─── PROVIDED MATERIAL

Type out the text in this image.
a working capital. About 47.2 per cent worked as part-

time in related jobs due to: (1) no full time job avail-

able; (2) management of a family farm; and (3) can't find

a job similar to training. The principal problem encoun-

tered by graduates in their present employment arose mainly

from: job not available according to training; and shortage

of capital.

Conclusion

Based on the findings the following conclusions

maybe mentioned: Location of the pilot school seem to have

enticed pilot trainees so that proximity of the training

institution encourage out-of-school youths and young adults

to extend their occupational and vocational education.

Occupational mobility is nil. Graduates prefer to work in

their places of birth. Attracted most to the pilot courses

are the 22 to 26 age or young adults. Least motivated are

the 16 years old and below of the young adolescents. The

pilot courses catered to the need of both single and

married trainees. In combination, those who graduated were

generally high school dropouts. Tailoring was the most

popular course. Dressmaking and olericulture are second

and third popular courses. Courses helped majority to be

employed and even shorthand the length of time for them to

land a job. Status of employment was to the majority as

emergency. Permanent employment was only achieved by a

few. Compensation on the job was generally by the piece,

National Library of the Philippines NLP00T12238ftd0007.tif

──────

▶ [WORK TO DO]:
From the listing above, copy every line that holds the string "most".

▶ [TASK RESPONSE]:
their places of birth. Attracted most to the pilot courses
generally high school dropouts. Tailoring was the most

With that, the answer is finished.